▸ RECORD EXCERPTS:
______________________________
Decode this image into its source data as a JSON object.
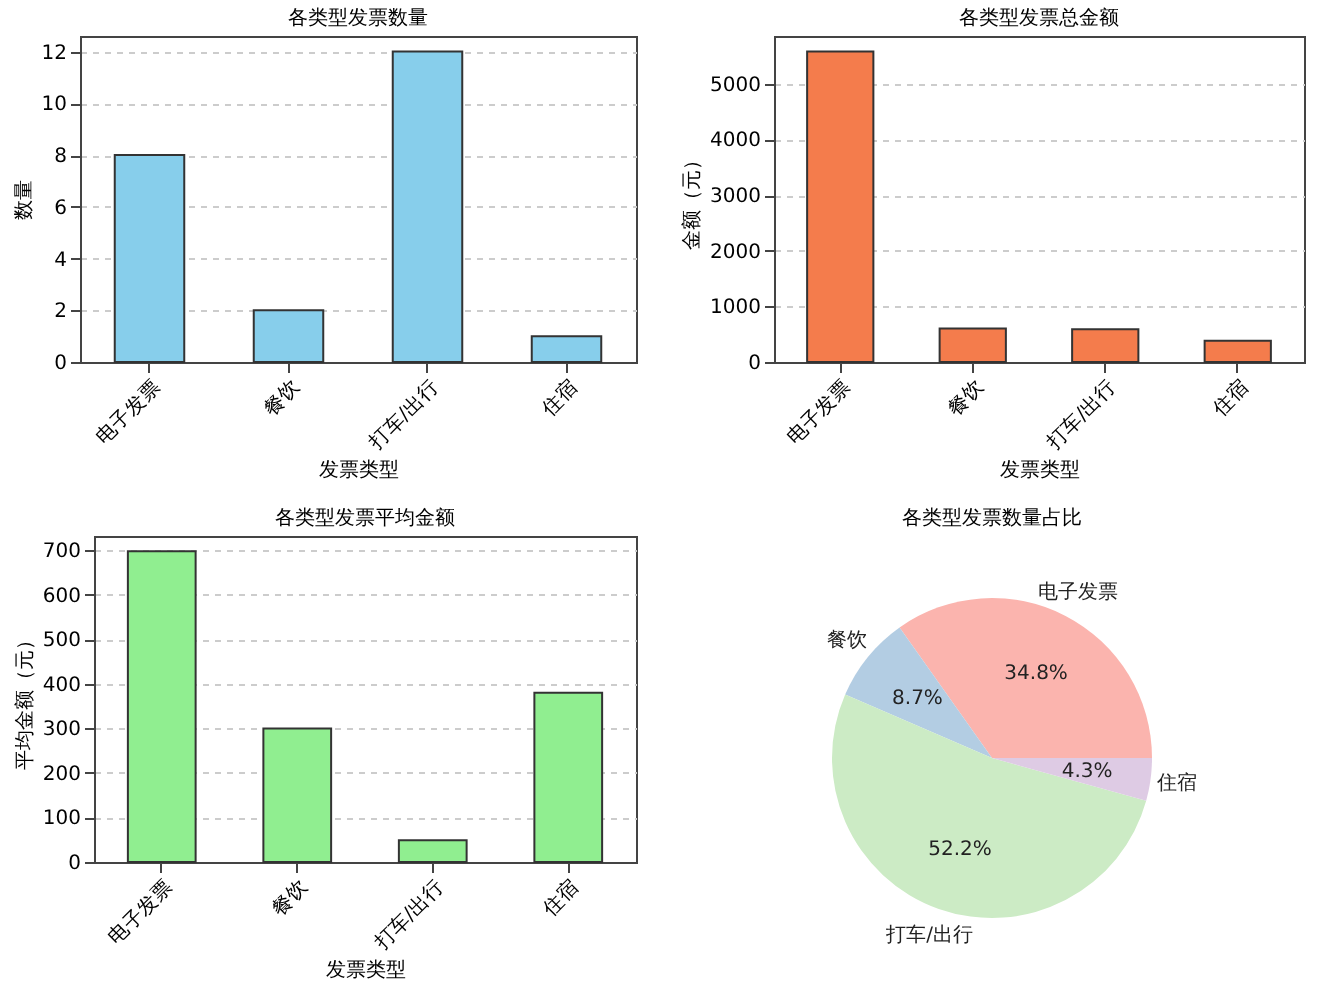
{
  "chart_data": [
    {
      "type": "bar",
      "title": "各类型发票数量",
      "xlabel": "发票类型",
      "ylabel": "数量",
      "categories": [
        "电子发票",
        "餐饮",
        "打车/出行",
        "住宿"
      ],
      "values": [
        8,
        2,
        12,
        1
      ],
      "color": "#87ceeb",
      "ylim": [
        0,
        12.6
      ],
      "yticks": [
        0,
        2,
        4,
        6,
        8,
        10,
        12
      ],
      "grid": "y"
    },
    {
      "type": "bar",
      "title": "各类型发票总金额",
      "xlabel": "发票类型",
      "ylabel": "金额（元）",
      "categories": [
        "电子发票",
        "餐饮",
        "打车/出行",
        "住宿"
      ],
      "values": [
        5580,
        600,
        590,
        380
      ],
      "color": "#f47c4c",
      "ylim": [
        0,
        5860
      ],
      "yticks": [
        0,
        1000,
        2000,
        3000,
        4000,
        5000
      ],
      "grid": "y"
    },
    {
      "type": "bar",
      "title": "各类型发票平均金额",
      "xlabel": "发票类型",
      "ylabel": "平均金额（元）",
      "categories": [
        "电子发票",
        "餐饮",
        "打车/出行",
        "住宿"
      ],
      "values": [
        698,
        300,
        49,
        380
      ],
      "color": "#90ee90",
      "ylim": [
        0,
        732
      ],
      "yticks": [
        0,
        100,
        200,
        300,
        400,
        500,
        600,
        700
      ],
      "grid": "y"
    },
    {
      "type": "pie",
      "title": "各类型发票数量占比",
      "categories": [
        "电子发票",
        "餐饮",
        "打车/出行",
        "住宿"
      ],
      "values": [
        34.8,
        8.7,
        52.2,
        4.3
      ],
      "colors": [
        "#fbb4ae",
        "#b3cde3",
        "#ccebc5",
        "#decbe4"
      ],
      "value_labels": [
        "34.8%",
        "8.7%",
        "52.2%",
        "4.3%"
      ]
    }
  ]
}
______________________________
▸ EXERCISE:
Leave out the pictures and transcribe everything else exactly.

▸ OUTPUT FOR THIS EXERCISE:
Decode this image into its source data as a JSON object.
{
  "chart_data": [
    {
      "type": "bar",
      "title": "各类型发票数量",
      "xlabel": "发票类型",
      "ylabel": "数量",
      "categories": [
        "电子发票",
        "餐饮",
        "打车/出行",
        "住宿"
      ],
      "values": [
        8,
        2,
        12,
        1
      ],
      "color": "#87ceeb",
      "ylim": [
        0,
        12.6
      ],
      "yticks": [
        0,
        2,
        4,
        6,
        8,
        10,
        12
      ],
      "grid": "y"
    },
    {
      "type": "bar",
      "title": "各类型发票总金额",
      "xlabel": "发票类型",
      "ylabel": "金额（元）",
      "categories": [
        "电子发票",
        "餐饮",
        "打车/出行",
        "住宿"
      ],
      "values": [
        5580,
        600,
        590,
        380
      ],
      "color": "#f47c4c",
      "ylim": [
        0,
        5860
      ],
      "yticks": [
        0,
        1000,
        2000,
        3000,
        4000,
        5000
      ],
      "grid": "y"
    },
    {
      "type": "bar",
      "title": "各类型发票平均金额",
      "xlabel": "发票类型",
      "ylabel": "平均金额（元）",
      "categories": [
        "电子发票",
        "餐饮",
        "打车/出行",
        "住宿"
      ],
      "values": [
        698,
        300,
        49,
        380
      ],
      "color": "#90ee90",
      "ylim": [
        0,
        732
      ],
      "yticks": [
        0,
        100,
        200,
        300,
        400,
        500,
        600,
        700
      ],
      "grid": "y"
    },
    {
      "type": "pie",
      "title": "各类型发票数量占比",
      "categories": [
        "电子发票",
        "餐饮",
        "打车/出行",
        "住宿"
      ],
      "values": [
        34.8,
        8.7,
        52.2,
        4.3
      ],
      "colors": [
        "#fbb4ae",
        "#b3cde3",
        "#ccebc5",
        "#decbe4"
      ],
      "value_labels": [
        "34.8%",
        "8.7%",
        "52.2%",
        "4.3%"
      ]
    }
  ]
}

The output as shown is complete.